Element location data
=====

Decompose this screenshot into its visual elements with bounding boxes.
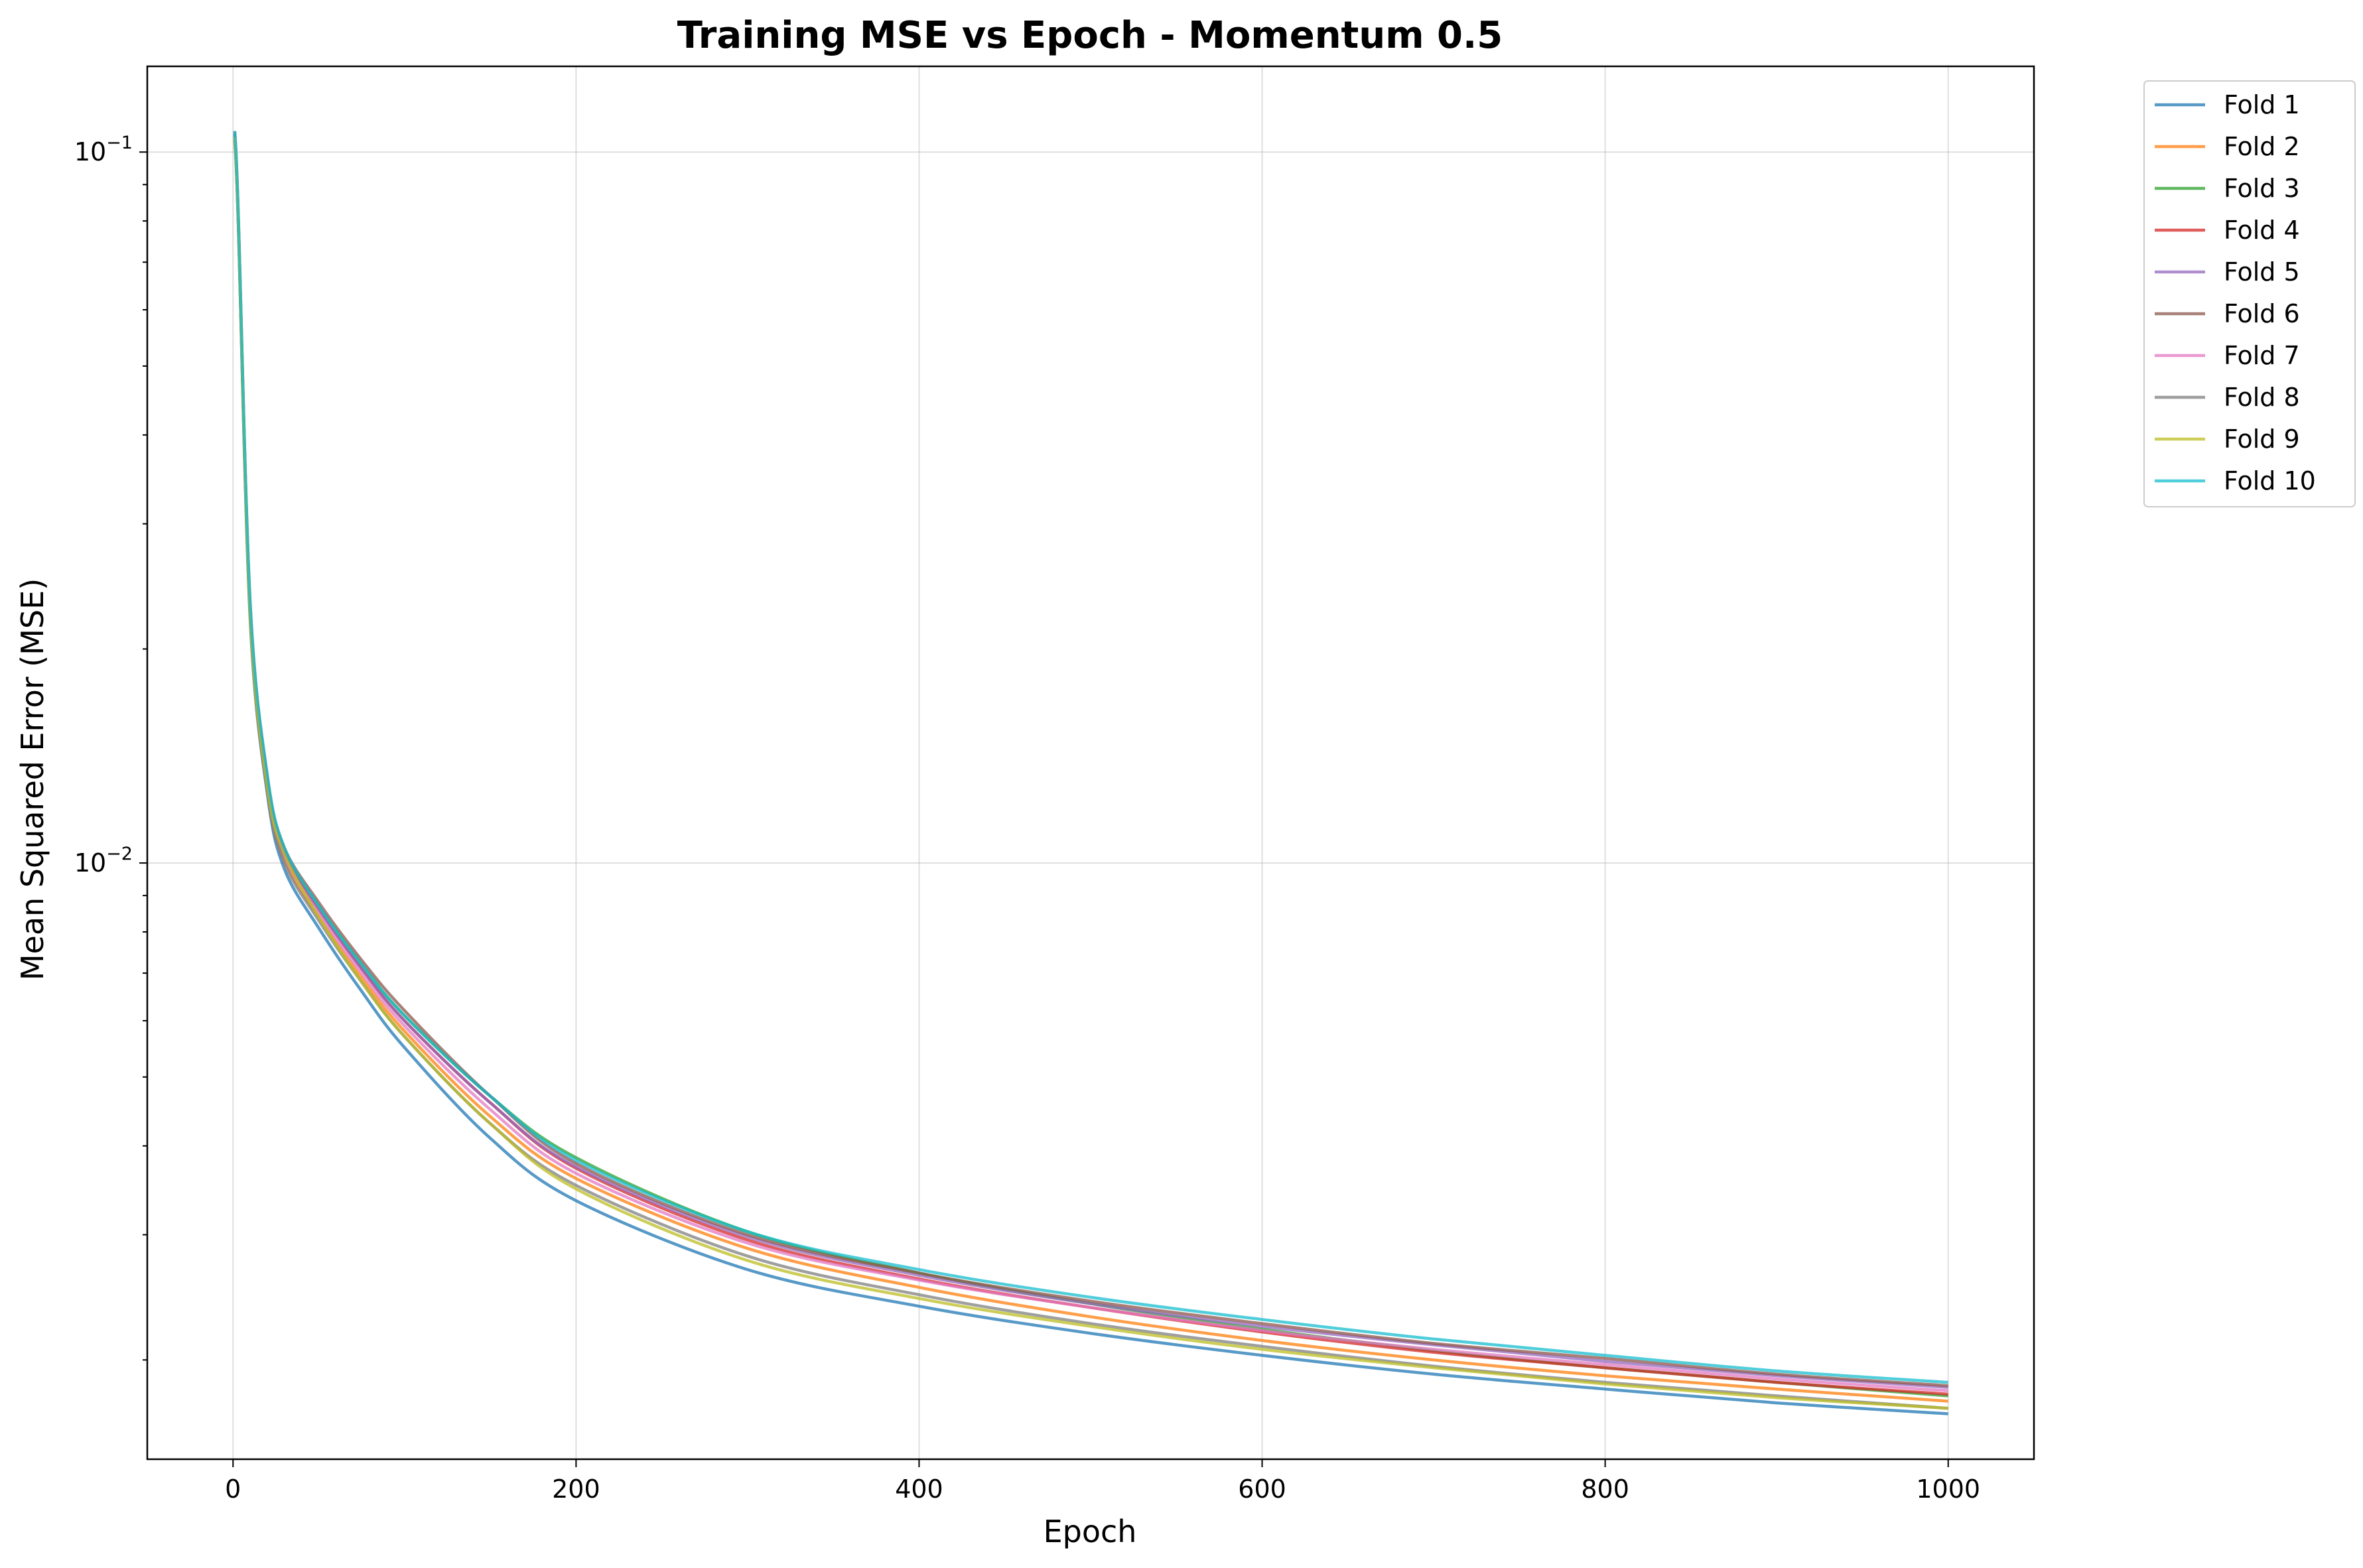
legend-label: Fold 5 (2224, 257, 2300, 287)
legend-label: Fold 4 (2224, 216, 2300, 245)
legend-item-fold-1: Fold 1 (2155, 90, 2300, 119)
legend-label: Fold 7 (2224, 341, 2300, 370)
x-axis-ticks: 0 200 400 600 800 1000 (225, 1459, 1980, 1504)
y-tick-label: 10−1 (74, 133, 133, 166)
legend-label: Fold 6 (2224, 299, 2300, 328)
y-axis-ticks: 10−1 10−2 (74, 133, 147, 1361)
legend: Fold 1 Fold 2 Fold 3 Fold 4 Fold 5 Fold 6 Fold… (2143, 80, 2356, 507)
legend-item-fold-4: Fold 4 (2155, 216, 2300, 245)
series-line-fold-10 (233, 131, 1948, 1384)
x-tick-label: 1000 (1916, 1474, 1980, 1504)
legend-item-fold-6: Fold 6 (2155, 299, 2300, 328)
legend-item-fold-10: Fold 10 (2155, 466, 2316, 495)
legend-items: Fold 1 Fold 2 Fold 3 Fold 4 Fold 5 Fold 6 Fold… (2155, 90, 2316, 495)
legend-label: Fold 3 (2224, 174, 2300, 203)
chart-title: Training MSE vs Epoch - Momentum 0.5 (677, 14, 1503, 57)
legend-item-fold-7: Fold 7 (2155, 341, 2300, 370)
y-axis-label: Mean Squared Error (MSE) (15, 578, 50, 980)
plot-area (233, 131, 1948, 1415)
legend-item-fold-8: Fold 8 (2155, 383, 2300, 412)
series-group (233, 131, 1948, 1415)
x-tick-label: 600 (1238, 1474, 1286, 1504)
legend-label: Fold 10 (2224, 466, 2316, 495)
legend-label: Fold 9 (2224, 425, 2300, 454)
legend-label: Fold 8 (2224, 383, 2300, 412)
legend-label: Fold 2 (2224, 132, 2300, 161)
legend-item-fold-5: Fold 5 (2155, 257, 2300, 287)
legend-item-fold-2: Fold 2 (2155, 132, 2300, 161)
x-axis-label: Epoch (1044, 1514, 1137, 1549)
x-tick-label: 800 (1581, 1474, 1629, 1504)
y-tick-label: 10−2 (74, 844, 133, 878)
legend-label: Fold 1 (2224, 90, 2300, 119)
x-tick-label: 200 (552, 1474, 600, 1504)
plot-frame (146, 65, 2035, 1461)
legend-item-fold-3: Fold 3 (2155, 174, 2300, 203)
grid (147, 66, 2034, 1459)
x-tick-label: 0 (225, 1474, 241, 1504)
legend-item-fold-9: Fold 9 (2155, 425, 2300, 454)
x-tick-label: 400 (895, 1474, 943, 1504)
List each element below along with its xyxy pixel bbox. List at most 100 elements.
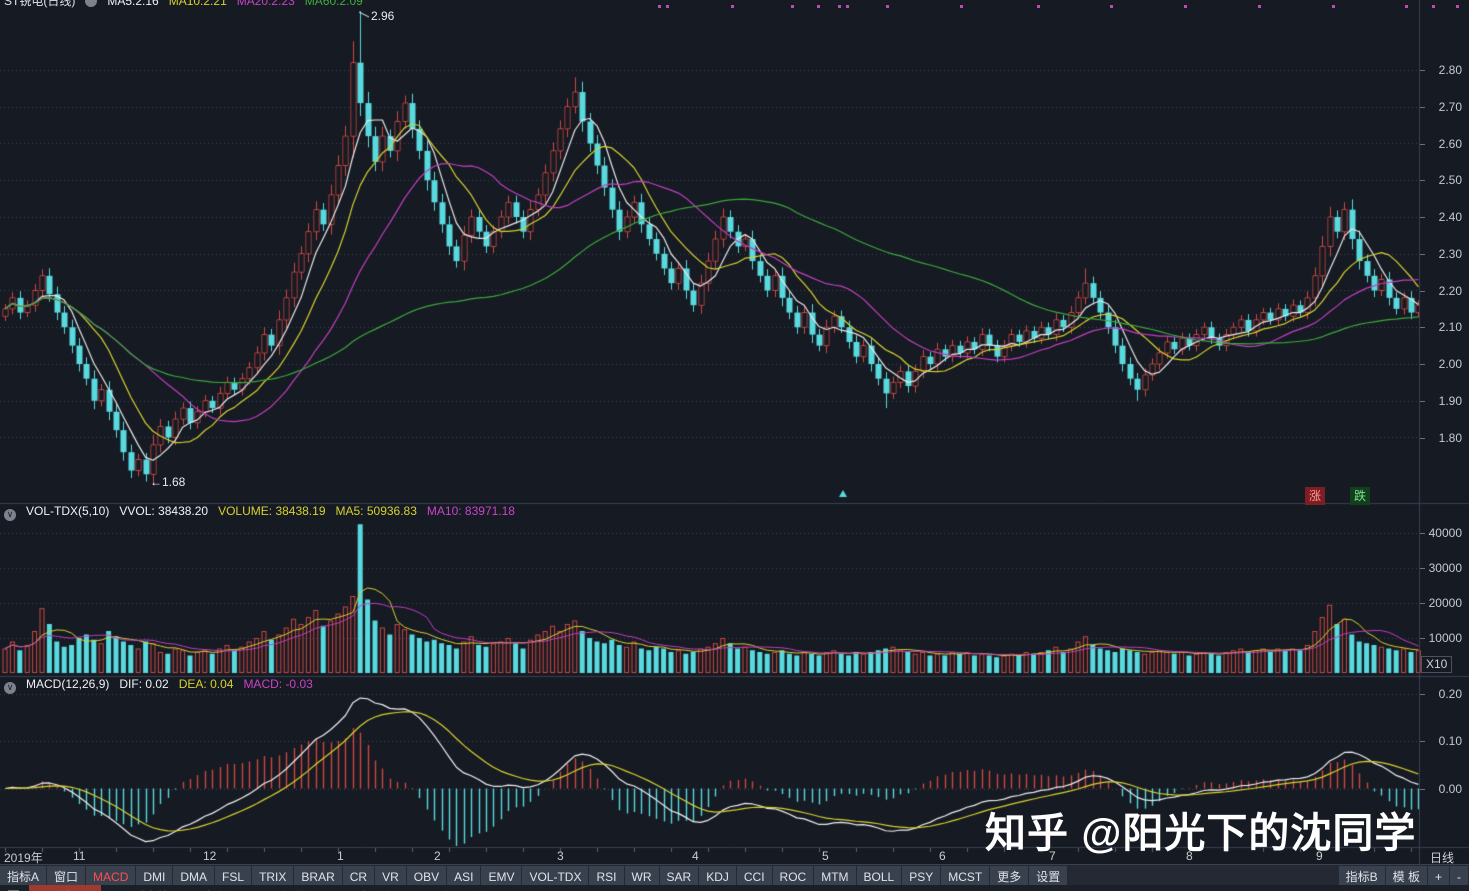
volume-ma10-value: MA10: 83971.18 [426,504,515,518]
bottom-tab-今日涨停[interactable]: 今日涨停 [429,885,501,891]
indicator-button-emv[interactable]: EMV [481,866,522,885]
stock-status-icon[interactable] [85,0,98,7]
rise-badge: 涨 [1305,487,1326,505]
axis-tickmark [1420,693,1425,695]
toolbar-spacer [1068,865,1338,886]
indicator-button-cr[interactable]: CR [342,866,375,885]
indicator-button-+[interactable]: + [1427,866,1449,885]
indicator-button-sar[interactable]: SAR [659,866,699,885]
date-axis-row: 2019年 日线 11 12 1 2 3 4 5 6 7 8 9 [0,848,1469,865]
high-annotation: 2.96 [371,9,395,23]
axis-tickmark [1420,364,1425,365]
indicator-button-vol-tdx[interactable]: VOL-TDX [522,866,589,885]
axis-tickmark [1420,568,1425,569]
axis-tickmark [1420,400,1425,402]
indicator-button--[interactable]: - [1450,866,1468,885]
indicator-button-kdj[interactable]: KDJ [699,866,736,885]
indicator-button-vr[interactable]: VR [375,866,406,885]
axis-tickmark [1420,253,1425,255]
axis-tick-label: 0.20 [1438,686,1462,701]
axis-tickmark [1420,327,1425,329]
indicator-button-boll[interactable]: BOLL [856,866,902,885]
axis-tick-label: 2.40 [1438,210,1462,224]
indicator-button-dmi[interactable]: DMI [136,866,173,885]
top-edge-dot [817,5,820,8]
volume-unit-label: X10 [1421,656,1453,673]
bottom-tab-关联报价[interactable]: 关联报价 [29,885,102,891]
volume-indicator-name: VOL-TDX(5,10) [26,504,110,518]
bottom-tab-K线样式[interactable]: K线样式 [1393,885,1461,891]
top-edge-dot [1405,5,1408,8]
top-edge-dot [1110,5,1113,8]
indicator-button-mtm[interactable]: MTM [814,866,856,885]
indicator-button-psy[interactable]: PSY [902,866,941,885]
bottom-tab-操作提示[interactable]: 操作提示 [349,885,421,891]
axis-tick-label: 0.10 [1438,734,1462,748]
axis-tick-label: 10000 [1428,631,1462,645]
bottom-tab-综合资讯[interactable]: 综合资讯 [189,885,261,891]
axis-tick-label: 2.50 [1438,173,1462,188]
indicator-button-trix[interactable]: TRIX [252,866,294,885]
collapse-macd-icon[interactable]: ∨ [4,682,16,694]
volume-value: VOLUME: 38438.19 [218,504,326,518]
axis-tickmark [1420,638,1425,639]
indicator-button-指标b[interactable]: 指标B [1338,866,1385,885]
axis-tick-label: 2.10 [1438,320,1462,335]
price-pane-header: ST锐电(日线) MA5:2.16 MA10:2.21 MA20:2.23 MA60:2… [4,0,373,9]
indicator-button-更多[interactable]: 更多 [990,866,1029,885]
month-label: 9 [1316,849,1323,863]
month-label: 3 [557,849,564,863]
indicator-button-rsi[interactable]: RSI [589,866,624,885]
collapse-volume-icon[interactable]: ∨ [4,509,16,521]
axis-tickmark [1420,70,1425,71]
indicator-button-macd[interactable]: MACD [86,866,136,885]
top-edge-dot [1432,5,1435,8]
top-edge-dot [846,5,849,8]
axis-tick-label: 2.00 [1438,357,1462,371]
indicator-button-obv[interactable]: OBV [406,866,447,885]
bottom-tab-行业资讯[interactable]: 行业资讯 [269,885,341,891]
ma60-label: MA60:2.09 [304,0,363,8]
bottom-tab-图文T+0[interactable]: 图文T+0 [1316,885,1385,891]
top-edge-dot [838,5,841,8]
ma5-label: MA5:2.16 [107,0,159,8]
top-edge-dot [886,5,889,8]
indicator-button-brar[interactable]: BRAR [294,866,342,885]
indicator-button-wr[interactable]: WR [624,866,659,885]
top-edge-dot [1332,5,1335,8]
low-annotation: ←1.68 [150,475,186,489]
top-edge-dot [1258,5,1261,8]
indicator-button-指标a[interactable]: 指标A [0,866,47,885]
indicator-button-窗口[interactable]: 窗口 [47,866,86,885]
indicator-button-mcst[interactable]: MCST [941,866,990,885]
indicator-toolbar: 指标A 窗口 MACD DMI DMA FSL TRIX BRAR CR VR OBV ASI EMV V… [0,864,1469,887]
month-label: 12 [203,849,217,863]
top-edge-dot [666,5,669,8]
macd-pane-header: ∨ MACD(12,26,9) DIF: 0.02 DEA: 0.04 MACD: -0… [4,677,323,694]
indicator-button-fsl[interactable]: FSL [215,866,252,885]
year-label: 2019年 [4,851,43,865]
axis-tickmark [1420,788,1425,790]
indicator-button-roc[interactable]: ROC [772,866,814,885]
month-label: 4 [692,849,699,863]
indicator-button-cci[interactable]: CCI [736,866,772,885]
axis-tickmark [1420,603,1425,604]
axis-tickmark [1420,106,1425,108]
indicator-button-dma[interactable]: DMA [173,866,215,885]
axis-tick-label: 2.20 [1438,283,1462,298]
indicator-button-设置[interactable]: 设置 [1029,866,1068,885]
month-label: 6 [939,849,946,863]
top-edge-dot [731,5,734,8]
axis-tickmark [1420,290,1425,292]
axis-tickmark [1420,143,1425,145]
period-label[interactable]: 日线 [1430,851,1455,865]
bottom-tab-分时走势[interactable]: 分时走势 [109,885,181,891]
macd-indicator-name: MACD(12,26,9) [26,677,110,691]
indicator-button-asi[interactable]: ASI [447,866,481,885]
ma10-label: MA10:2.21 [168,0,227,8]
axis-tick-label: 2.70 [1438,99,1462,114]
indicator-button-模 板[interactable]: 模 板 [1385,866,1427,885]
dea-value: DEA: 0.04 [178,677,234,691]
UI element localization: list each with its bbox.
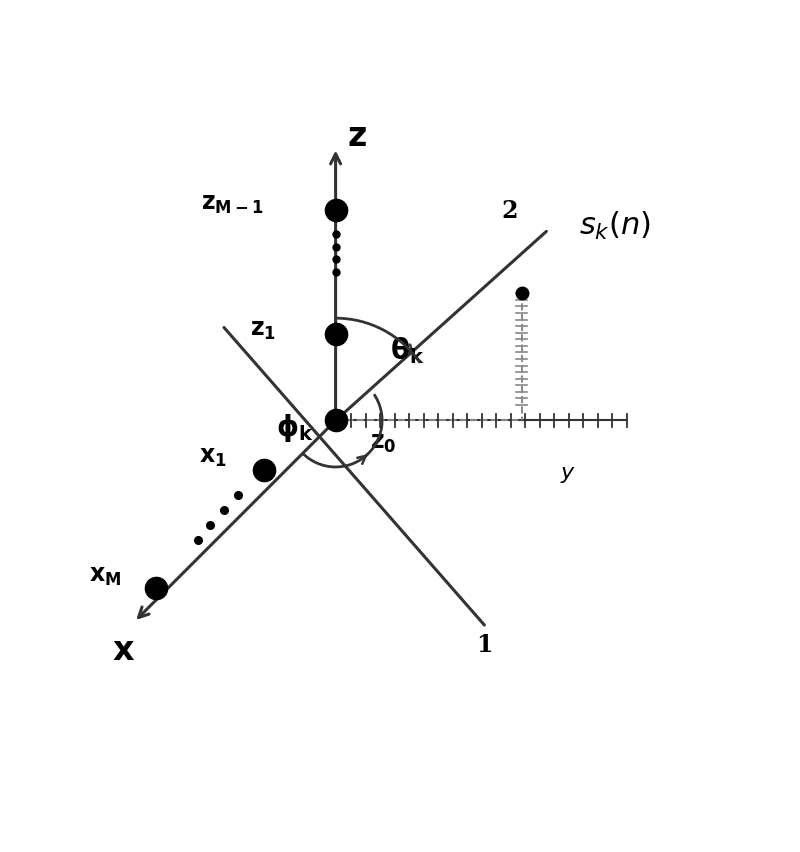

=====

● WORK REQUIRED
Rewrite everything in the material from the line with "volume-ma10-value: MA10: 83971.18" down to the line with "axis-tickmark [1420,400,1425,402]", swapping "axis-tickmark" for "axis-tick-mark" and leaving all else untouched. Return only those lines.

● COMPLETED TASK
volume-ma10-value: MA10: 83971.18 [426,504,515,518]
bottom-tab-今日涨停[interactable]: 今日涨停 [429,885,501,891]
indicator-button-emv[interactable]: EMV [481,866,522,885]
stock-status-icon[interactable] [85,0,98,7]
rise-badge: 涨 [1305,487,1326,505]
axis-tick-mark [1420,693,1425,695]
toolbar-spacer [1068,865,1338,886]
indicator-button-cr[interactable]: CR [342,866,375,885]
indicator-button-+[interactable]: + [1427,866,1449,885]
indicator-button-sar[interactable]: SAR [659,866,699,885]
date-axis-row: 2019年 日线 11 12 1 2 3 4 5 6 7 8 9 [0,848,1469,865]
high-annotation: 2.96 [371,9,395,23]
axis-tick-mark [1420,364,1425,365]
indicator-button-vol-tdx[interactable]: VOL-TDX [522,866,589,885]
axis-tick-mark [1420,568,1425,569]
axis-tick-mark [1420,400,1425,402]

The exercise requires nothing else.